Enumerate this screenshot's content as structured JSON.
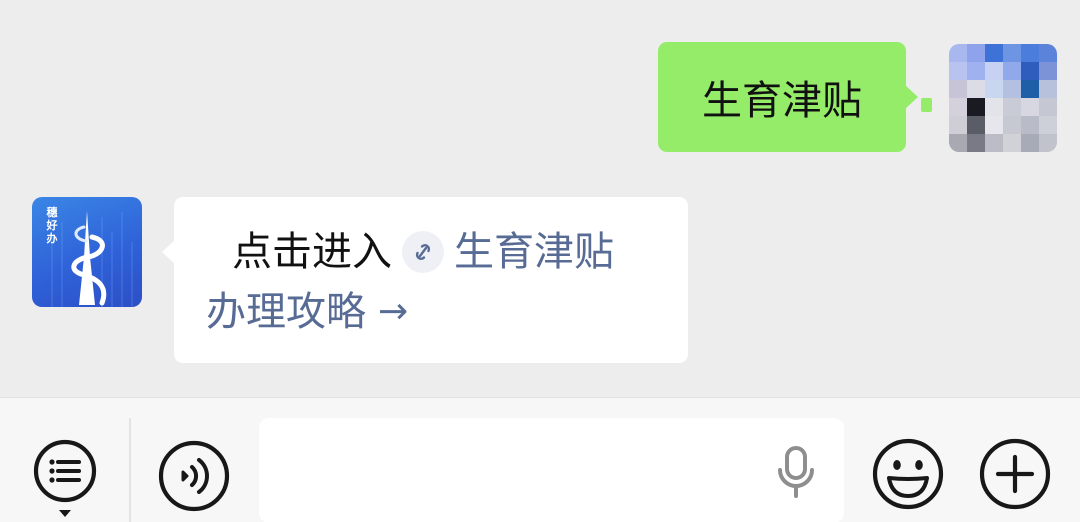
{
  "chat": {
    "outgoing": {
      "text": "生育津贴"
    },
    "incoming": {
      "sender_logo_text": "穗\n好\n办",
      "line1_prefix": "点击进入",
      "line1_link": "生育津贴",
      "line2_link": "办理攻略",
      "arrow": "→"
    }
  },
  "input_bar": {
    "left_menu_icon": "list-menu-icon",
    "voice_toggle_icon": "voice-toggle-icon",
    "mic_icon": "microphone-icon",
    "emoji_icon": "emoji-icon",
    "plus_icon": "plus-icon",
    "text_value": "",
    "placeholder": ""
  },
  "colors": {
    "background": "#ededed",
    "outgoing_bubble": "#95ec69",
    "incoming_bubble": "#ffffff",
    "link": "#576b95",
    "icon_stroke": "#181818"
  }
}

**Task:** Please repeat the entries exactly. Do not include the pictures.

**The response:**
Enumerate this screenshot's content as structured JSON.
{
  "chat": {
    "outgoing": {
      "text": "生育津贴"
    },
    "incoming": {
      "sender_logo_text": "穗\n好\n办",
      "line1_prefix": "点击进入",
      "line1_link": "生育津贴",
      "line2_link": "办理攻略",
      "arrow": "→"
    }
  },
  "input_bar": {
    "left_menu_icon": "list-menu-icon",
    "voice_toggle_icon": "voice-toggle-icon",
    "mic_icon": "microphone-icon",
    "emoji_icon": "emoji-icon",
    "plus_icon": "plus-icon",
    "text_value": "",
    "placeholder": ""
  },
  "colors": {
    "background": "#ededed",
    "outgoing_bubble": "#95ec69",
    "incoming_bubble": "#ffffff",
    "link": "#576b95",
    "icon_stroke": "#181818"
  }
}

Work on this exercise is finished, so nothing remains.